▸ **Given instruction**
Output the full listing below exactly, without the pictures.

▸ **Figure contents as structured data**
BEGIN
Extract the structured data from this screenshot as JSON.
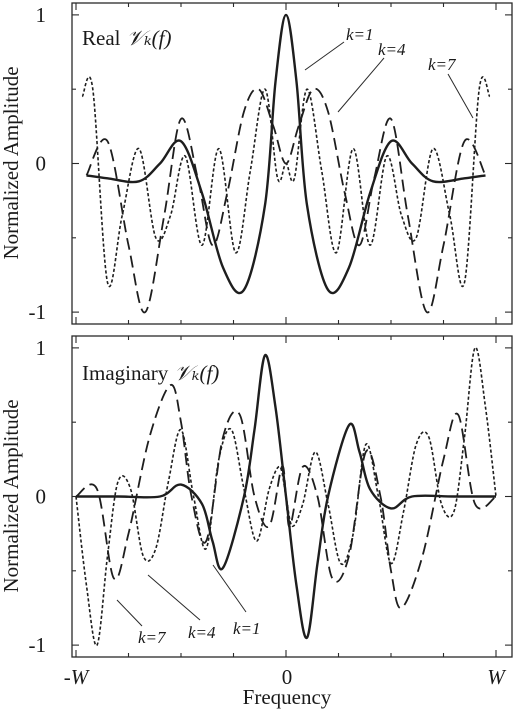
{
  "figure": {
    "xlabel": "Frequency",
    "xtick_labels": [
      {
        "text": "-W",
        "italic": true
      },
      {
        "text": "0",
        "italic": false
      },
      {
        "text": "W",
        "italic": true
      }
    ]
  },
  "chart_data": [
    {
      "type": "line",
      "panel": "top",
      "title_prefix": "Real",
      "title_math": "𝒱ₖ(f)",
      "ylabel": "Normalized Amplitude",
      "ylim": [
        -1.08,
        1.08
      ],
      "xlim": [
        -1,
        1
      ],
      "yticks": [
        -1,
        0,
        1
      ],
      "ytick_labels": [
        "-1",
        "0",
        "1"
      ],
      "x_units": "fraction of W",
      "legend": "none",
      "grid": false,
      "series": [
        {
          "label": "k=1",
          "style": "solid",
          "x": [
            -0.95,
            -0.85,
            -0.7,
            -0.6,
            -0.5,
            -0.4,
            -0.3,
            -0.2,
            -0.1,
            -0.05,
            0,
            0.05,
            0.1,
            0.2,
            0.3,
            0.4,
            0.5,
            0.6,
            0.7,
            0.85,
            0.95
          ],
          "y": [
            -0.08,
            -0.1,
            -0.12,
            0.0,
            0.15,
            -0.2,
            -0.7,
            -0.85,
            -0.28,
            0.55,
            1.0,
            0.55,
            -0.28,
            -0.85,
            -0.7,
            -0.2,
            0.15,
            0.0,
            -0.12,
            -0.1,
            -0.08
          ]
        },
        {
          "label": "k=4",
          "style": "dashed",
          "x": [
            -0.95,
            -0.85,
            -0.75,
            -0.67,
            -0.58,
            -0.5,
            -0.42,
            -0.35,
            -0.28,
            -0.2,
            -0.13,
            -0.06,
            0,
            0.06,
            0.13,
            0.2,
            0.28,
            0.35,
            0.42,
            0.5,
            0.58,
            0.67,
            0.75,
            0.85,
            0.95
          ],
          "y": [
            -0.08,
            0.15,
            -0.55,
            -1.0,
            -0.35,
            0.3,
            -0.1,
            -0.55,
            -0.2,
            0.35,
            0.5,
            0.25,
            0.0,
            0.25,
            0.5,
            0.35,
            -0.2,
            -0.55,
            -0.1,
            0.3,
            -0.35,
            -1.0,
            -0.55,
            0.15,
            -0.08
          ]
        },
        {
          "label": "k=7",
          "style": "dotted",
          "x": [
            -0.97,
            -0.92,
            -0.85,
            -0.78,
            -0.7,
            -0.62,
            -0.55,
            -0.48,
            -0.4,
            -0.32,
            -0.24,
            -0.17,
            -0.1,
            -0.04,
            0,
            0.04,
            0.1,
            0.17,
            0.24,
            0.32,
            0.4,
            0.48,
            0.55,
            0.62,
            0.7,
            0.78,
            0.85,
            0.92,
            0.97
          ],
          "y": [
            0.45,
            0.5,
            -0.8,
            -0.35,
            0.1,
            -0.5,
            -0.35,
            0.05,
            -0.55,
            0.1,
            -0.6,
            -0.05,
            0.5,
            -0.1,
            0.0,
            -0.1,
            0.5,
            -0.05,
            -0.6,
            0.1,
            -0.55,
            0.05,
            -0.35,
            -0.5,
            0.1,
            -0.35,
            -0.8,
            0.5,
            0.45
          ]
        }
      ],
      "annotations": [
        {
          "text": "k=1",
          "target": "k=1"
        },
        {
          "text": "k=4",
          "target": "k=4"
        },
        {
          "text": "k=7",
          "target": "k=7"
        }
      ]
    },
    {
      "type": "line",
      "panel": "bottom",
      "title_prefix": "Imaginary",
      "title_math": "𝒱ₖ(f)",
      "ylabel": "Normalized Amplitude",
      "ylim": [
        -1.08,
        1.08
      ],
      "xlim": [
        -1,
        1
      ],
      "yticks": [
        -1,
        0,
        1
      ],
      "ytick_labels": [
        "-1",
        "0",
        "1"
      ],
      "x_units": "fraction of W",
      "legend": "none",
      "grid": false,
      "series": [
        {
          "label": "k=1",
          "style": "solid",
          "x": [
            -1.0,
            -0.8,
            -0.6,
            -0.5,
            -0.4,
            -0.35,
            -0.3,
            -0.2,
            -0.15,
            -0.1,
            -0.05,
            0,
            0.05,
            0.1,
            0.15,
            0.2,
            0.3,
            0.35,
            0.4,
            0.5,
            0.6,
            0.8,
            1.0
          ],
          "y": [
            0.0,
            0.0,
            0.0,
            0.08,
            -0.05,
            -0.3,
            -0.48,
            0.0,
            0.45,
            0.95,
            0.6,
            0.0,
            -0.6,
            -0.95,
            -0.45,
            0.0,
            0.48,
            0.3,
            0.05,
            -0.08,
            0.0,
            0.0,
            0.0
          ]
        },
        {
          "label": "k=4",
          "style": "dashed",
          "x": [
            -1.0,
            -0.9,
            -0.82,
            -0.75,
            -0.65,
            -0.55,
            -0.5,
            -0.45,
            -0.38,
            -0.3,
            -0.22,
            -0.15,
            -0.08,
            -0.02,
            0,
            0.02,
            0.08,
            0.15,
            0.22,
            0.3,
            0.38,
            0.45,
            0.5,
            0.55,
            0.65,
            0.75,
            0.82,
            0.9,
            1.0
          ],
          "y": [
            0.0,
            0.05,
            -0.55,
            -0.25,
            0.4,
            0.75,
            0.5,
            0.0,
            -0.3,
            0.4,
            0.55,
            0.0,
            -0.2,
            0.2,
            0.0,
            -0.2,
            0.2,
            0.0,
            -0.55,
            -0.4,
            0.3,
            0.0,
            -0.5,
            -0.75,
            -0.4,
            0.25,
            0.55,
            -0.05,
            0.0
          ]
        },
        {
          "label": "k=7",
          "style": "dotted",
          "x": [
            -1.0,
            -0.95,
            -0.9,
            -0.85,
            -0.8,
            -0.74,
            -0.68,
            -0.62,
            -0.56,
            -0.5,
            -0.44,
            -0.38,
            -0.32,
            -0.26,
            -0.2,
            -0.14,
            -0.08,
            -0.03,
            0,
            0.03,
            0.08,
            0.14,
            0.2,
            0.26,
            0.32,
            0.38,
            0.44,
            0.5,
            0.56,
            0.62,
            0.68,
            0.74,
            0.8,
            0.85,
            0.9,
            0.95,
            1.0
          ],
          "y": [
            0.0,
            -0.6,
            -1.0,
            -0.4,
            0.1,
            0.05,
            -0.4,
            -0.35,
            0.1,
            0.45,
            0.0,
            -0.35,
            0.25,
            0.45,
            0.05,
            -0.3,
            0.05,
            0.2,
            0.0,
            -0.2,
            -0.05,
            0.3,
            -0.05,
            -0.45,
            -0.25,
            0.35,
            0.0,
            -0.45,
            -0.1,
            0.35,
            0.4,
            -0.05,
            -0.1,
            0.4,
            1.0,
            0.6,
            0.0
          ]
        }
      ],
      "annotations": [
        {
          "text": "k=7",
          "target": "k=7"
        },
        {
          "text": "k=4",
          "target": "k=4"
        },
        {
          "text": "k=1",
          "target": "k=1"
        }
      ]
    }
  ]
}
END
▸ **Solution to this problem**
Extract the structured data from this screenshot as JSON.
{
  "figure": {
    "xlabel": "Frequency",
    "xtick_labels": [
      {
        "text": "-W",
        "italic": true
      },
      {
        "text": "0",
        "italic": false
      },
      {
        "text": "W",
        "italic": true
      }
    ]
  },
  "chart_data": [
    {
      "type": "line",
      "panel": "top",
      "title_prefix": "Real",
      "title_math": "𝒱ₖ(f)",
      "ylabel": "Normalized Amplitude",
      "ylim": [
        -1.08,
        1.08
      ],
      "xlim": [
        -1,
        1
      ],
      "yticks": [
        -1,
        0,
        1
      ],
      "ytick_labels": [
        "-1",
        "0",
        "1"
      ],
      "x_units": "fraction of W",
      "legend": "none",
      "grid": false,
      "series": [
        {
          "label": "k=1",
          "style": "solid",
          "x": [
            -0.95,
            -0.85,
            -0.7,
            -0.6,
            -0.5,
            -0.4,
            -0.3,
            -0.2,
            -0.1,
            -0.05,
            0,
            0.05,
            0.1,
            0.2,
            0.3,
            0.4,
            0.5,
            0.6,
            0.7,
            0.85,
            0.95
          ],
          "y": [
            -0.08,
            -0.1,
            -0.12,
            0.0,
            0.15,
            -0.2,
            -0.7,
            -0.85,
            -0.28,
            0.55,
            1.0,
            0.55,
            -0.28,
            -0.85,
            -0.7,
            -0.2,
            0.15,
            0.0,
            -0.12,
            -0.1,
            -0.08
          ]
        },
        {
          "label": "k=4",
          "style": "dashed",
          "x": [
            -0.95,
            -0.85,
            -0.75,
            -0.67,
            -0.58,
            -0.5,
            -0.42,
            -0.35,
            -0.28,
            -0.2,
            -0.13,
            -0.06,
            0,
            0.06,
            0.13,
            0.2,
            0.28,
            0.35,
            0.42,
            0.5,
            0.58,
            0.67,
            0.75,
            0.85,
            0.95
          ],
          "y": [
            -0.08,
            0.15,
            -0.55,
            -1.0,
            -0.35,
            0.3,
            -0.1,
            -0.55,
            -0.2,
            0.35,
            0.5,
            0.25,
            0.0,
            0.25,
            0.5,
            0.35,
            -0.2,
            -0.55,
            -0.1,
            0.3,
            -0.35,
            -1.0,
            -0.55,
            0.15,
            -0.08
          ]
        },
        {
          "label": "k=7",
          "style": "dotted",
          "x": [
            -0.97,
            -0.92,
            -0.85,
            -0.78,
            -0.7,
            -0.62,
            -0.55,
            -0.48,
            -0.4,
            -0.32,
            -0.24,
            -0.17,
            -0.1,
            -0.04,
            0,
            0.04,
            0.1,
            0.17,
            0.24,
            0.32,
            0.4,
            0.48,
            0.55,
            0.62,
            0.7,
            0.78,
            0.85,
            0.92,
            0.97
          ],
          "y": [
            0.45,
            0.5,
            -0.8,
            -0.35,
            0.1,
            -0.5,
            -0.35,
            0.05,
            -0.55,
            0.1,
            -0.6,
            -0.05,
            0.5,
            -0.1,
            0.0,
            -0.1,
            0.5,
            -0.05,
            -0.6,
            0.1,
            -0.55,
            0.05,
            -0.35,
            -0.5,
            0.1,
            -0.35,
            -0.8,
            0.5,
            0.45
          ]
        }
      ],
      "annotations": [
        {
          "text": "k=1",
          "target": "k=1"
        },
        {
          "text": "k=4",
          "target": "k=4"
        },
        {
          "text": "k=7",
          "target": "k=7"
        }
      ]
    },
    {
      "type": "line",
      "panel": "bottom",
      "title_prefix": "Imaginary",
      "title_math": "𝒱ₖ(f)",
      "ylabel": "Normalized Amplitude",
      "ylim": [
        -1.08,
        1.08
      ],
      "xlim": [
        -1,
        1
      ],
      "yticks": [
        -1,
        0,
        1
      ],
      "ytick_labels": [
        "-1",
        "0",
        "1"
      ],
      "x_units": "fraction of W",
      "legend": "none",
      "grid": false,
      "series": [
        {
          "label": "k=1",
          "style": "solid",
          "x": [
            -1.0,
            -0.8,
            -0.6,
            -0.5,
            -0.4,
            -0.35,
            -0.3,
            -0.2,
            -0.15,
            -0.1,
            -0.05,
            0,
            0.05,
            0.1,
            0.15,
            0.2,
            0.3,
            0.35,
            0.4,
            0.5,
            0.6,
            0.8,
            1.0
          ],
          "y": [
            0.0,
            0.0,
            0.0,
            0.08,
            -0.05,
            -0.3,
            -0.48,
            0.0,
            0.45,
            0.95,
            0.6,
            0.0,
            -0.6,
            -0.95,
            -0.45,
            0.0,
            0.48,
            0.3,
            0.05,
            -0.08,
            0.0,
            0.0,
            0.0
          ]
        },
        {
          "label": "k=4",
          "style": "dashed",
          "x": [
            -1.0,
            -0.9,
            -0.82,
            -0.75,
            -0.65,
            -0.55,
            -0.5,
            -0.45,
            -0.38,
            -0.3,
            -0.22,
            -0.15,
            -0.08,
            -0.02,
            0,
            0.02,
            0.08,
            0.15,
            0.22,
            0.3,
            0.38,
            0.45,
            0.5,
            0.55,
            0.65,
            0.75,
            0.82,
            0.9,
            1.0
          ],
          "y": [
            0.0,
            0.05,
            -0.55,
            -0.25,
            0.4,
            0.75,
            0.5,
            0.0,
            -0.3,
            0.4,
            0.55,
            0.0,
            -0.2,
            0.2,
            0.0,
            -0.2,
            0.2,
            0.0,
            -0.55,
            -0.4,
            0.3,
            0.0,
            -0.5,
            -0.75,
            -0.4,
            0.25,
            0.55,
            -0.05,
            0.0
          ]
        },
        {
          "label": "k=7",
          "style": "dotted",
          "x": [
            -1.0,
            -0.95,
            -0.9,
            -0.85,
            -0.8,
            -0.74,
            -0.68,
            -0.62,
            -0.56,
            -0.5,
            -0.44,
            -0.38,
            -0.32,
            -0.26,
            -0.2,
            -0.14,
            -0.08,
            -0.03,
            0,
            0.03,
            0.08,
            0.14,
            0.2,
            0.26,
            0.32,
            0.38,
            0.44,
            0.5,
            0.56,
            0.62,
            0.68,
            0.74,
            0.8,
            0.85,
            0.9,
            0.95,
            1.0
          ],
          "y": [
            0.0,
            -0.6,
            -1.0,
            -0.4,
            0.1,
            0.05,
            -0.4,
            -0.35,
            0.1,
            0.45,
            0.0,
            -0.35,
            0.25,
            0.45,
            0.05,
            -0.3,
            0.05,
            0.2,
            0.0,
            -0.2,
            -0.05,
            0.3,
            -0.05,
            -0.45,
            -0.25,
            0.35,
            0.0,
            -0.45,
            -0.1,
            0.35,
            0.4,
            -0.05,
            -0.1,
            0.4,
            1.0,
            0.6,
            0.0
          ]
        }
      ],
      "annotations": [
        {
          "text": "k=7",
          "target": "k=7"
        },
        {
          "text": "k=4",
          "target": "k=4"
        },
        {
          "text": "k=1",
          "target": "k=1"
        }
      ]
    }
  ]
}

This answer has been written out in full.